YOUR GOAL: Copy out every line of the entries below word for word. Leave out the pictures.

+++ INPUT RECORDS

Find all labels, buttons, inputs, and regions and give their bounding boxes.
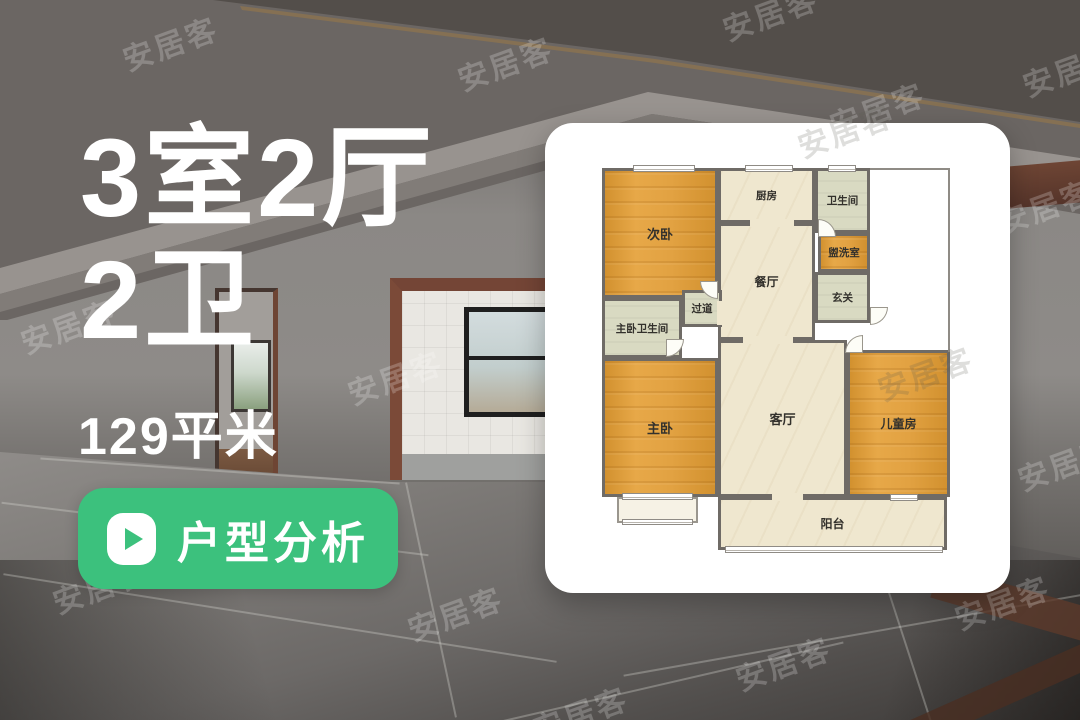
room-label: 儿童房 — [880, 415, 916, 432]
room-label: 厨房 — [756, 188, 777, 203]
area-text: 129平米 — [78, 394, 279, 469]
boundary-line — [870, 168, 950, 170]
room-label: 过道 — [692, 301, 713, 316]
listing-image: 安居客 安居客 安居客 安居客 安居客 安居客 安居客 安居客 安居客 安居客 … — [0, 0, 1080, 720]
room-kitchen: 厨房 — [718, 168, 815, 223]
wall-opening — [772, 493, 803, 501]
play-icon — [107, 513, 156, 565]
room-label: 主卧 — [647, 418, 673, 437]
window — [745, 165, 793, 172]
boundary-line — [948, 168, 950, 352]
room-entry: 玄关 — [815, 272, 870, 323]
room-master-bedroom: 主卧 — [602, 358, 718, 497]
headline: 3室2厅 2卫 — [80, 118, 434, 362]
play-triangle-icon — [125, 528, 143, 550]
window — [633, 165, 695, 172]
room-washroom: 盥洗室 — [818, 233, 870, 272]
room-label: 餐厅 — [754, 273, 778, 290]
headline-line1: 3室2厅 — [80, 118, 434, 240]
door-arc — [870, 307, 888, 325]
floorplan-card[interactable]: 次卧 厨房 卫生间 盥洗室 餐厅 玄关 过道 主卧卫生间 主卧 客厅 儿童房 阳… — [545, 123, 1010, 593]
room-bedroom-2: 次卧 — [602, 168, 718, 298]
window — [725, 546, 943, 553]
headline-line2: 2卫 — [80, 240, 434, 362]
room-label: 卫生间 — [827, 193, 859, 208]
wall-opening — [743, 336, 793, 344]
room-label: 主卧卫生间 — [616, 321, 669, 336]
wall-opening — [717, 301, 725, 325]
window — [828, 165, 856, 172]
watermark: 安居客 — [1011, 424, 1080, 499]
floorplan-analysis-button[interactable]: 户型分析 — [78, 488, 398, 589]
wall-opening — [750, 219, 794, 227]
room-label: 阳台 — [820, 515, 844, 532]
room-label: 次卧 — [647, 224, 673, 243]
cta-label: 户型分析 — [177, 507, 369, 571]
room-balcony: 阳台 — [718, 497, 947, 550]
window — [622, 493, 693, 500]
door-arc — [845, 335, 863, 353]
floorplan-diagram: 次卧 厨房 卫生间 盥洗室 餐厅 玄关 过道 主卧卫生间 主卧 客厅 儿童房 阳… — [545, 123, 1010, 593]
window — [890, 494, 918, 501]
room-label: 玄关 — [832, 290, 853, 305]
room-label: 客厅 — [769, 409, 795, 428]
room-living: 客厅 — [718, 340, 847, 497]
room-dining: 餐厅 — [718, 223, 815, 340]
window — [622, 519, 693, 525]
room-label: 盥洗室 — [828, 245, 860, 260]
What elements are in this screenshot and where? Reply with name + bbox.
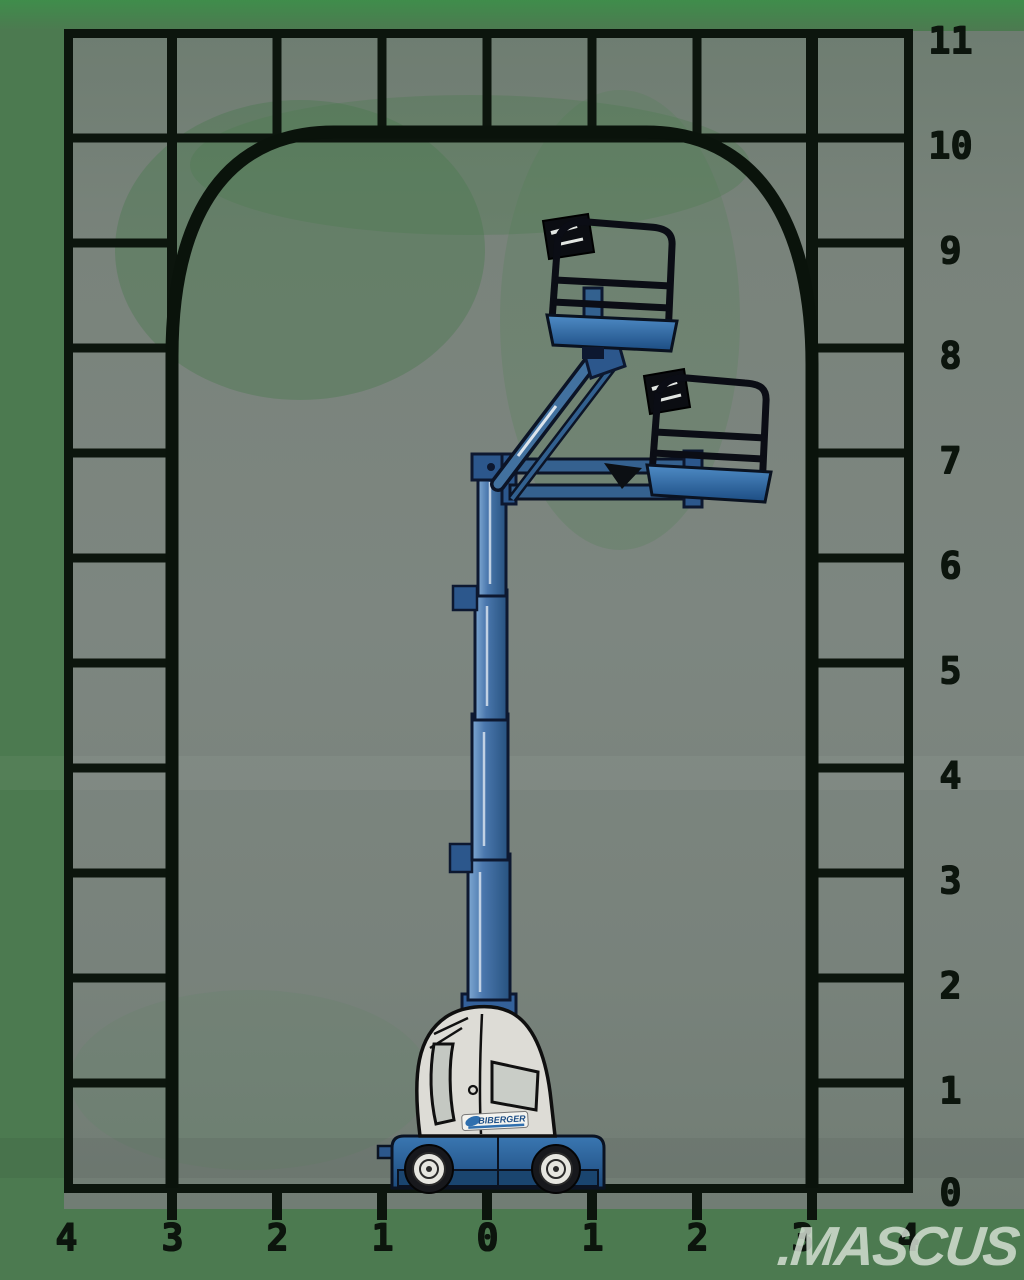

++++++

OUTPUT OF THE TASK:
Find all labels, buttons, inputs, and regions and give their bounding boxes.
room-label: 儿童房 — [880, 415, 916, 432]
room-label: 厨房 — [756, 188, 777, 203]
area-text: 129平米 — [78, 394, 279, 469]
boundary-line — [870, 168, 950, 170]
room-label: 过道 — [692, 301, 713, 316]
listing-image: 安居客 安居客 安居客 安居客 安居客 安居客 安居客 安居客 安居客 安居客 … — [0, 0, 1080, 720]
room-kitchen: 厨房 — [718, 168, 815, 223]
wall-opening — [772, 493, 803, 501]
play-icon — [107, 513, 156, 565]
room-label: 主卧 — [647, 418, 673, 437]
window — [745, 165, 793, 172]
boundary-line — [948, 168, 950, 352]
room-entry: 玄关 — [815, 272, 870, 323]
room-master-bedroom: 主卧 — [602, 358, 718, 497]
headline: 3室2厅 2卫 — [80, 118, 434, 362]
play-triangle-icon — [125, 528, 143, 550]
window — [633, 165, 695, 172]
room-washroom: 盥洗室 — [818, 233, 870, 272]
room-label: 餐厅 — [754, 273, 778, 290]
headline-line1: 3室2厅 — [80, 118, 434, 240]
door-arc — [870, 307, 888, 325]
floorplan-card[interactable]: 次卧 厨房 卫生间 盥洗室 餐厅 玄关 过道 主卧卫生间 主卧 客厅 儿童房 阳… — [545, 123, 1010, 593]
room-bedroom-2: 次卧 — [602, 168, 718, 298]
window — [725, 546, 943, 553]
headline-line2: 2卫 — [80, 240, 434, 362]
room-label: 卫生间 — [827, 193, 859, 208]
wall-opening — [743, 336, 793, 344]
room-label: 主卧卫生间 — [616, 321, 669, 336]
wall-opening — [717, 301, 725, 325]
window — [828, 165, 856, 172]
watermark: 安居客 — [1011, 424, 1080, 499]
floorplan-analysis-button[interactable]: 户型分析 — [78, 488, 398, 589]
wall-opening — [750, 219, 794, 227]
room-label: 阳台 — [820, 515, 844, 532]
room-label: 次卧 — [647, 224, 673, 243]
cta-label: 户型分析 — [177, 507, 369, 571]
room-balcony: 阳台 — [718, 497, 947, 550]
window — [622, 493, 693, 500]
door-arc — [845, 335, 863, 353]
floorplan-diagram: 次卧 厨房 卫生间 盥洗室 餐厅 玄关 过道 主卧卫生间 主卧 客厅 儿童房 阳… — [545, 123, 1010, 593]
window — [890, 494, 918, 501]
room-label: 玄关 — [832, 290, 853, 305]
room-label: 客厅 — [769, 409, 795, 428]
room-living: 客厅 — [718, 340, 847, 497]
room-dining: 餐厅 — [718, 223, 815, 340]
window — [622, 519, 693, 525]
room-label: 盥洗室 — [828, 245, 860, 260]
What elements are in this screenshot and where? Reply with name + bbox.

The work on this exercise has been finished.